DIRECTIONS FOR THIS TASK => Locate every line below that contains the word "THỜI" and copy it.

Dataset entries

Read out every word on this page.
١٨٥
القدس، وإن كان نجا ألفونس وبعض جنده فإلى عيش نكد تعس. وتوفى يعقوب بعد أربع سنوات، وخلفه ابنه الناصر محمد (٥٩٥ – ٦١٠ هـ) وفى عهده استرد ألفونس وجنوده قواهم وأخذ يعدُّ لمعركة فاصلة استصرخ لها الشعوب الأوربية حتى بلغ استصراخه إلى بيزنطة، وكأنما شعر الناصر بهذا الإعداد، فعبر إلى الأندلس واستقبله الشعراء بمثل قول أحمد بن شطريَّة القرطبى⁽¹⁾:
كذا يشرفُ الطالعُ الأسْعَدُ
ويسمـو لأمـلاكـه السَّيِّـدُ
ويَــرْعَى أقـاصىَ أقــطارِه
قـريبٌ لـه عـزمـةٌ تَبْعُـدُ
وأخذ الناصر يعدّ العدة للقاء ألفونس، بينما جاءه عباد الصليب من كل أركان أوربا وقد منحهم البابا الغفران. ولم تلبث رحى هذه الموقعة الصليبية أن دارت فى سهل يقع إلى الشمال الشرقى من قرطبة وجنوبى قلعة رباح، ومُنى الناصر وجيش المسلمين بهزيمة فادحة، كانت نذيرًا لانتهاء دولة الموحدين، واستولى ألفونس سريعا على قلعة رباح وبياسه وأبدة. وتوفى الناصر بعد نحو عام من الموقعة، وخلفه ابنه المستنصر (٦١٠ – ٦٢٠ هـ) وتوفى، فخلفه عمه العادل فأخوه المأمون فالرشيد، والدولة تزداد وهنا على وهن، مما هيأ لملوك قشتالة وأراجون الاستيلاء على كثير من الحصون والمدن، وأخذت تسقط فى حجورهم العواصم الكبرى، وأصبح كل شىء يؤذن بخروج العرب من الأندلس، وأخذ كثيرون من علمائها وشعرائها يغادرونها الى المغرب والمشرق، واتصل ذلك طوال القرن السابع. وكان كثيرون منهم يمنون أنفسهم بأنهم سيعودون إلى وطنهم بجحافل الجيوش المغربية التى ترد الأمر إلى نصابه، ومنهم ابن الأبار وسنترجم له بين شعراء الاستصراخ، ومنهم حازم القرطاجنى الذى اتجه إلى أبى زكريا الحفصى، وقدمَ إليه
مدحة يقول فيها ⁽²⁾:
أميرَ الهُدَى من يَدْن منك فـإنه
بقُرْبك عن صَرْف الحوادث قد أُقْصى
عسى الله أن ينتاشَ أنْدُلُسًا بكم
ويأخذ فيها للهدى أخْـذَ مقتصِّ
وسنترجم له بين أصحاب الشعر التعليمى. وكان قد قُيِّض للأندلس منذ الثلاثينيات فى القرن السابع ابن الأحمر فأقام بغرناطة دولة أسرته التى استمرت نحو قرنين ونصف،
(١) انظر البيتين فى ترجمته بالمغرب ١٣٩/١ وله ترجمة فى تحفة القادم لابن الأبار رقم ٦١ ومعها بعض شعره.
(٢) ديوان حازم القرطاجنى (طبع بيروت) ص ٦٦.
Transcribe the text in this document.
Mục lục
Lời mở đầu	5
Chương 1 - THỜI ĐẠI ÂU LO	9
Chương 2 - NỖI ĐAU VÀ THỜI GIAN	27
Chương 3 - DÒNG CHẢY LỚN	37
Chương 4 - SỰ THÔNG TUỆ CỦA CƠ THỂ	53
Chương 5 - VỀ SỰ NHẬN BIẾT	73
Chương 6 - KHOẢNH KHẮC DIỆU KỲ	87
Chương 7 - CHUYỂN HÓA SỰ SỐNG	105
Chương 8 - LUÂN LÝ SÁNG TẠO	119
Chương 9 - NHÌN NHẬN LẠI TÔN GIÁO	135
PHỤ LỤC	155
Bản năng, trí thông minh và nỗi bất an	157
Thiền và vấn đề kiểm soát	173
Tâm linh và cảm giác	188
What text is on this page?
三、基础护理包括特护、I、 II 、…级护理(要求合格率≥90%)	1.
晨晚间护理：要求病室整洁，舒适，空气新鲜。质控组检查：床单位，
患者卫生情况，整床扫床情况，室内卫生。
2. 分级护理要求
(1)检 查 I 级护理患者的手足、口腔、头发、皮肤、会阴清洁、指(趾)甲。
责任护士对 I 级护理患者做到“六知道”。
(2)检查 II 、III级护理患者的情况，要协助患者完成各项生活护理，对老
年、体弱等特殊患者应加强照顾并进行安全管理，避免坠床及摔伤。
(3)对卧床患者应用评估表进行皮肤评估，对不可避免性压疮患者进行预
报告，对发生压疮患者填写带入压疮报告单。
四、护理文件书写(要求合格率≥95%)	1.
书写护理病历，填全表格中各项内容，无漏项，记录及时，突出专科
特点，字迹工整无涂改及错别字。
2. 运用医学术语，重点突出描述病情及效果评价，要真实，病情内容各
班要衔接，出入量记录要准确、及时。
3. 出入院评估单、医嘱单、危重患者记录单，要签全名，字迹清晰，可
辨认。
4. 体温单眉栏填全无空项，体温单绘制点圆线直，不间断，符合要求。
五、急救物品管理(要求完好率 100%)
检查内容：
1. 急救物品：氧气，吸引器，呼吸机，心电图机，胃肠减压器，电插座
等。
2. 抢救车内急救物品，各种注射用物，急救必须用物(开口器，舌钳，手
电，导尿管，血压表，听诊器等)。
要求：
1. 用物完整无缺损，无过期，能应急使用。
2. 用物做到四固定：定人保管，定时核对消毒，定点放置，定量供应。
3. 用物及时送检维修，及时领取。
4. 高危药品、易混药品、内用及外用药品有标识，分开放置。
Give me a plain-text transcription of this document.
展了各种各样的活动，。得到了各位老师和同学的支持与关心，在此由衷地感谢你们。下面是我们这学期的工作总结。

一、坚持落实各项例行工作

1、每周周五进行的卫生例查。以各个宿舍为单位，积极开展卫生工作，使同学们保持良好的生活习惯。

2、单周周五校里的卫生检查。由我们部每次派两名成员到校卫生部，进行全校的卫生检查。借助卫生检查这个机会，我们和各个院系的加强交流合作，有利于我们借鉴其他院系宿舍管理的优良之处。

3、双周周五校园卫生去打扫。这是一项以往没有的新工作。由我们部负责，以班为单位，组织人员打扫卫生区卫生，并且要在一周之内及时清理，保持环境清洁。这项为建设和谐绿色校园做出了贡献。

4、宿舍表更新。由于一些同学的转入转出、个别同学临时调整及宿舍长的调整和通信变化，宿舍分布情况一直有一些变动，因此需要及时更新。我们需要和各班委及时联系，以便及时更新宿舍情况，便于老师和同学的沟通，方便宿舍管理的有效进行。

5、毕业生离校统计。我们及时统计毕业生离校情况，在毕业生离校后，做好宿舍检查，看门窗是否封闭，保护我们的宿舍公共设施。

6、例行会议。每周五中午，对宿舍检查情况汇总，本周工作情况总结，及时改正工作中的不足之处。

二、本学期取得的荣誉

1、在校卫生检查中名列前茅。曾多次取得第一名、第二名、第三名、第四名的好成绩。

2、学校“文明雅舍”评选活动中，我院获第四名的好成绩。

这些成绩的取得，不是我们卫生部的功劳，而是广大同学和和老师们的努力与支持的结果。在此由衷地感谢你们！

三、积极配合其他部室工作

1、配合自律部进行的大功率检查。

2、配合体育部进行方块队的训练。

ANSWER TO THE PROBLEM =>
Chương 1 - THỜI ĐẠI ÂU LO	9
Chương 2 - NỖI ĐAU VÀ THỜI GIAN	27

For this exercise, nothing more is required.